> What is asked: It is required that all of the data be written out exactly.
## Start Exercise inputs
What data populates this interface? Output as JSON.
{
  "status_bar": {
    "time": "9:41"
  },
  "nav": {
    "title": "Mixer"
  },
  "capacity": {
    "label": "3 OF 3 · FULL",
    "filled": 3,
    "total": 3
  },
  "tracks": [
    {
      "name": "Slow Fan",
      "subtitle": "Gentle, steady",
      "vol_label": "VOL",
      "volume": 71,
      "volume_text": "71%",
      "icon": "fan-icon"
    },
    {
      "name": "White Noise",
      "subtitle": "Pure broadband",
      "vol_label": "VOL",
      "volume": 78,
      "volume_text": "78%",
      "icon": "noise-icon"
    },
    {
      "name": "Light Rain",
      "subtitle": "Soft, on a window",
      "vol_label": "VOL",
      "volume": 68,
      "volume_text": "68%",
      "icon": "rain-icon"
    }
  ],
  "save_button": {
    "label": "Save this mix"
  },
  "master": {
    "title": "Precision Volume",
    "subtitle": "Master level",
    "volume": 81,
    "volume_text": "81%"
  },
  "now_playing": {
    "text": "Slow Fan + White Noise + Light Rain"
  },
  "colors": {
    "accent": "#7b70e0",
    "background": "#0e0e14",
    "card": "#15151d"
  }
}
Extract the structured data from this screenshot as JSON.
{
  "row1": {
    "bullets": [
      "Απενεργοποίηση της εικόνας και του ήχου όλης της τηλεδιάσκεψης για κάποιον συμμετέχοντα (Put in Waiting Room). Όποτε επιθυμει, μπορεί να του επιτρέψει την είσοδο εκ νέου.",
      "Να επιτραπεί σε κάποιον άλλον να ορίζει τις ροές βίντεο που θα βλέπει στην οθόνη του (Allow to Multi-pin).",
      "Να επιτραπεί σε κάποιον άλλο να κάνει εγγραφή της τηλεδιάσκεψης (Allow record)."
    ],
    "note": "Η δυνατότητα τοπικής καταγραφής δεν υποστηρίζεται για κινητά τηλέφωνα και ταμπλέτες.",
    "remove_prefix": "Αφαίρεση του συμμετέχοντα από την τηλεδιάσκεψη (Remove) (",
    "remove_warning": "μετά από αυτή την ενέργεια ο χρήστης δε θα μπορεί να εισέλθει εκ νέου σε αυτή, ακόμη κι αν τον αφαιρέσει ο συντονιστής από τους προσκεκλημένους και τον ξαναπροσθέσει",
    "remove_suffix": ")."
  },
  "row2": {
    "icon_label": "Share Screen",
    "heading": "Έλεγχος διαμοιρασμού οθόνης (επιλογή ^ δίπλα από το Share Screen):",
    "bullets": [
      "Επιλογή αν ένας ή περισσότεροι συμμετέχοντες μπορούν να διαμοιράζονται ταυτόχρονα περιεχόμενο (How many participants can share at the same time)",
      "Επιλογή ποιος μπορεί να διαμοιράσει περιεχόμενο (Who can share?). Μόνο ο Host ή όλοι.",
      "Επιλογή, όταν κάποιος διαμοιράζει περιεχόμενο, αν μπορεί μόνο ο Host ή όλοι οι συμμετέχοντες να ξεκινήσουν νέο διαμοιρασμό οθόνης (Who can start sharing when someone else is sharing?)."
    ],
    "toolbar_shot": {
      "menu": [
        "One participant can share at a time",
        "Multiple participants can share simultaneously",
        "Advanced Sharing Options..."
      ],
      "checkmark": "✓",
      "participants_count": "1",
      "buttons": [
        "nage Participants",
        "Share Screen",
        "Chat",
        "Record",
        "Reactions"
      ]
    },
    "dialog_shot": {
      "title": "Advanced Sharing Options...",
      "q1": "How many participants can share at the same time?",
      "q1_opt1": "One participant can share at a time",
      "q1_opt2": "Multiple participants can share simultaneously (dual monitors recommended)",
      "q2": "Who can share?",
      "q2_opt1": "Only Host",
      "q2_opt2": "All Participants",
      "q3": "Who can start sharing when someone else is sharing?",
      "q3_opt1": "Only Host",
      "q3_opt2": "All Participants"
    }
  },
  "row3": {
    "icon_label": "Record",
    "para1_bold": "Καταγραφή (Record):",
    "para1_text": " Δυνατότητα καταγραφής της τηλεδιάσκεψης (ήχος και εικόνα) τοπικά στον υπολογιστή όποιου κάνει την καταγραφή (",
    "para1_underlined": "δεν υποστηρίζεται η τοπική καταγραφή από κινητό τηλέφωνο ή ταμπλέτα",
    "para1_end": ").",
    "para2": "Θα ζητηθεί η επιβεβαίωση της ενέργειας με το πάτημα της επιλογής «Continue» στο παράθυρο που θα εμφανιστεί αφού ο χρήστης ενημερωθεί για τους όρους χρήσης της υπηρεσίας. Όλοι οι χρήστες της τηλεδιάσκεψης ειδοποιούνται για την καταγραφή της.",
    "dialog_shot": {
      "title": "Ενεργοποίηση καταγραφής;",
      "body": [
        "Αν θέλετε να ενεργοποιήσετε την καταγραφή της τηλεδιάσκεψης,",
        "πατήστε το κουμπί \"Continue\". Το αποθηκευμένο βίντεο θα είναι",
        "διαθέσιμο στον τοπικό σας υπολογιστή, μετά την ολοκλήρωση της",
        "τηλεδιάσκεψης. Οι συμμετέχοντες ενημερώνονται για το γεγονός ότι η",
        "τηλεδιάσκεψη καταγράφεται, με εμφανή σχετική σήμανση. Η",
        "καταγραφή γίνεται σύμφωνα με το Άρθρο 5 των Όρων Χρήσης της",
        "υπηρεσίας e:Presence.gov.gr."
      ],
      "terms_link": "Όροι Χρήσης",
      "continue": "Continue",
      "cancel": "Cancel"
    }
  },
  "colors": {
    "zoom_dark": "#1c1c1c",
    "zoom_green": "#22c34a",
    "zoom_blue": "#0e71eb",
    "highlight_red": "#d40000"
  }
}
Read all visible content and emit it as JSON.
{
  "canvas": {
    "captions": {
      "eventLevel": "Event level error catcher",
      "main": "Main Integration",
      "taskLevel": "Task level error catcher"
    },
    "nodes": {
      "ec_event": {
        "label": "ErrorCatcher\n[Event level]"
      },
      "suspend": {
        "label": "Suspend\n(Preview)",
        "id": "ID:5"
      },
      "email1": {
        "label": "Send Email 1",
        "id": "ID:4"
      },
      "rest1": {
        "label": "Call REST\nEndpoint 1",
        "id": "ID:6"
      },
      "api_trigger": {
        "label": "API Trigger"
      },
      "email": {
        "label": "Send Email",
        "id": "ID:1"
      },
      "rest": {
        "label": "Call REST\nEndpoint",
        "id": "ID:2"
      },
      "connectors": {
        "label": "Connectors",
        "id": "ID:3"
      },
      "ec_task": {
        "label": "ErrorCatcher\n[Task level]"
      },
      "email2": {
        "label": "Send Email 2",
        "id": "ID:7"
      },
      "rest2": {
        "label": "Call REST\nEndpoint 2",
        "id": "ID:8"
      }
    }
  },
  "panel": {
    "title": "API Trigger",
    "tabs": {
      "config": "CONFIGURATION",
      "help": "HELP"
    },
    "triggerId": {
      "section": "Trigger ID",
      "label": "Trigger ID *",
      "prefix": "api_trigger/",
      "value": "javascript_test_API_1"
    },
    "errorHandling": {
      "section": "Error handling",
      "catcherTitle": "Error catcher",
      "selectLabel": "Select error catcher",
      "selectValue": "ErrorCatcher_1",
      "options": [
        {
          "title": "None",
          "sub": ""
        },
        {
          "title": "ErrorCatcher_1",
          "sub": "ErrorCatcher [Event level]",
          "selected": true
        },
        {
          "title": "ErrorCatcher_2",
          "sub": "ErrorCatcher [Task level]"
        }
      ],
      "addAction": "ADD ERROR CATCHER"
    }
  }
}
## End Exercise inputs
> Solution:
What data populates this interface? Output as JSON.
{
  "status_bar": {
    "time": "9:41"
  },
  "nav": {
    "title": "Mixer"
  },
  "capacity": {
    "label": "3 OF 3 · FULL",
    "filled": 3,
    "total": 3
  },
  "tracks": [
    {
      "name": "Slow Fan",
      "subtitle": "Gentle, steady",
      "vol_label": "VOL",
      "volume": 71,
      "volume_text": "71%",
      "icon": "fan-icon"
    },
    {
      "name": "White Noise",
      "subtitle": "Pure broadband",
      "vol_label": "VOL",
      "volume": 78,
      "volume_text": "78%",
      "icon": "noise-icon"
    },
    {
      "name": "Light Rain",
      "subtitle": "Soft, on a window",
      "vol_label": "VOL",
      "volume": 68,
      "volume_text": "68%",
      "icon": "rain-icon"
    }
  ],
  "save_button": {
    "label": "Save this mix"
  },
  "master": {
    "title": "Precision Volume",
    "subtitle": "Master level",
    "volume": 81,
    "volume_text": "81%"
  },
  "now_playing": {
    "text": "Slow Fan + White Noise + Light Rain"
  },
  "colors": {
    "accent": "#7b70e0",
    "background": "#0e0e14",
    "card": "#15151d"
  }
}
Extract the structured data from this screenshot as JSON.
{
  "row1": {
    "bullets": [
      "Απενεργοποίηση της εικόνας και του ήχου όλης της τηλεδιάσκεψης για κάποιον συμμετέχοντα (Put in Waiting Room). Όποτε επιθυμει, μπορεί να του επιτρέψει την είσοδο εκ νέου.",
      "Να επιτραπεί σε κάποιον άλλον να ορίζει τις ροές βίντεο που θα βλέπει στην οθόνη του (Allow to Multi-pin).",
      "Να επιτραπεί σε κάποιον άλλο να κάνει εγγραφή της τηλεδιάσκεψης (Allow record)."
    ],
    "note": "Η δυνατότητα τοπικής καταγραφής δεν υποστηρίζεται για κινητά τηλέφωνα και ταμπλέτες.",
    "remove_prefix": "Αφαίρεση του συμμετέχοντα από την τηλεδιάσκεψη (Remove) (",
    "remove_warning": "μετά από αυτή την ενέργεια ο χρήστης δε θα μπορεί να εισέλθει εκ νέου σε αυτή, ακόμη κι αν τον αφαιρέσει ο συντονιστής από τους προσκεκλημένους και τον ξαναπροσθέσει",
    "remove_suffix": ")."
  },
  "row2": {
    "icon_label": "Share Screen",
    "heading": "Έλεγχος διαμοιρασμού οθόνης (επιλογή ^ δίπλα από το Share Screen):",
    "bullets": [
      "Επιλογή αν ένας ή περισσότεροι συμμετέχοντες μπορούν να διαμοιράζονται ταυτόχρονα περιεχόμενο (How many participants can share at the same time)",
      "Επιλογή ποιος μπορεί να διαμοιράσει περιεχόμενο (Who can share?). Μόνο ο Host ή όλοι.",
      "Επιλογή, όταν κάποιος διαμοιράζει περιεχόμενο, αν μπορεί μόνο ο Host ή όλοι οι συμμετέχοντες να ξεκινήσουν νέο διαμοιρασμό οθόνης (Who can start sharing when someone else is sharing?)."
    ],
    "toolbar_shot": {
      "menu": [
        "One participant can share at a time",
        "Multiple participants can share simultaneously",
        "Advanced Sharing Options..."
      ],
      "checkmark": "✓",
      "participants_count": "1",
      "buttons": [
        "nage Participants",
        "Share Screen",
        "Chat",
        "Record",
        "Reactions"
      ]
    },
    "dialog_shot": {
      "title": "Advanced Sharing Options...",
      "q1": "How many participants can share at the same time?",
      "q1_opt1": "One participant can share at a time",
      "q1_opt2": "Multiple participants can share simultaneously (dual monitors recommended)",
      "q2": "Who can share?",
      "q2_opt1": "Only Host",
      "q2_opt2": "All Participants",
      "q3": "Who can start sharing when someone else is sharing?",
      "q3_opt1": "Only Host",
      "q3_opt2": "All Participants"
    }
  },
  "row3": {
    "icon_label": "Record",
    "para1_bold": "Καταγραφή (Record):",
    "para1_text": " Δυνατότητα καταγραφής της τηλεδιάσκεψης (ήχος και εικόνα) τοπικά στον υπολογιστή όποιου κάνει την καταγραφή (",
    "para1_underlined": "δεν υποστηρίζεται η τοπική καταγραφή από κινητό τηλέφωνο ή ταμπλέτα",
    "para1_end": ").",
    "para2": "Θα ζητηθεί η επιβεβαίωση της ενέργειας με το πάτημα της επιλογής «Continue» στο παράθυρο που θα εμφανιστεί αφού ο χρήστης ενημερωθεί για τους όρους χρήσης της υπηρεσίας. Όλοι οι χρήστες της τηλεδιάσκεψης ειδοποιούνται για την καταγραφή της.",
    "dialog_shot": {
      "title": "Ενεργοποίηση καταγραφής;",
      "body": [
        "Αν θέλετε να ενεργοποιήσετε την καταγραφή της τηλεδιάσκεψης,",
        "πατήστε το κουμπί \"Continue\". Το αποθηκευμένο βίντεο θα είναι",
        "διαθέσιμο στον τοπικό σας υπολογιστή, μετά την ολοκλήρωση της",
        "τηλεδιάσκεψης. Οι συμμετέχοντες ενημερώνονται για το γεγονός ότι η",
        "τηλεδιάσκεψη καταγράφεται, με εμφανή σχετική σήμανση. Η",
        "καταγραφή γίνεται σύμφωνα με το Άρθρο 5 των Όρων Χρήσης της",
        "υπηρεσίας e:Presence.gov.gr."
      ],
      "terms_link": "Όροι Χρήσης",
      "continue": "Continue",
      "cancel": "Cancel"
    }
  },
  "colors": {
    "zoom_dark": "#1c1c1c",
    "zoom_green": "#22c34a",
    "zoom_blue": "#0e71eb",
    "highlight_red": "#d40000"
  }
}
Read all visible content and emit it as JSON.
{
  "canvas": {
    "captions": {
      "eventLevel": "Event level error catcher",
      "main": "Main Integration",
      "taskLevel": "Task level error catcher"
    },
    "nodes": {
      "ec_event": {
        "label": "ErrorCatcher\n[Event level]"
      },
      "suspend": {
        "label": "Suspend\n(Preview)",
        "id": "ID:5"
      },
      "email1": {
        "label": "Send Email 1",
        "id": "ID:4"
      },
      "rest1": {
        "label": "Call REST\nEndpoint 1",
        "id": "ID:6"
      },
      "api_trigger": {
        "label": "API Trigger"
      },
      "email": {
        "label": "Send Email",
        "id": "ID:1"
      },
      "rest": {
        "label": "Call REST\nEndpoint",
        "id": "ID:2"
      },
      "connectors": {
        "label": "Connectors",
        "id": "ID:3"
      },
      "ec_task": {
        "label": "ErrorCatcher\n[Task level]"
      },
      "email2": {
        "label": "Send Email 2",
        "id": "ID:7"
      },
      "rest2": {
        "label": "Call REST\nEndpoint 2",
        "id": "ID:8"
      }
    }
  },
  "panel": {
    "title": "API Trigger",
    "tabs": {
      "config": "CONFIGURATION",
      "help": "HELP"
    },
    "triggerId": {
      "section": "Trigger ID",
      "label": "Trigger ID *",
      "prefix": "api_trigger/",
      "value": "javascript_test_API_1"
    },
    "errorHandling": {
      "section": "Error handling",
      "catcherTitle": "Error catcher",
      "selectLabel": "Select error catcher",
      "selectValue": "ErrorCatcher_1",
      "options": [
        {
          "title": "None",
          "sub": ""
        },
        {
          "title": "ErrorCatcher_1",
          "sub": "ErrorCatcher [Event level]",
          "selected": true
        },
        {
          "title": "ErrorCatcher_2",
          "sub": "ErrorCatcher [Task level]"
        }
      ],
      "addAction": "ADD ERROR CATCHER"
    }
  }
}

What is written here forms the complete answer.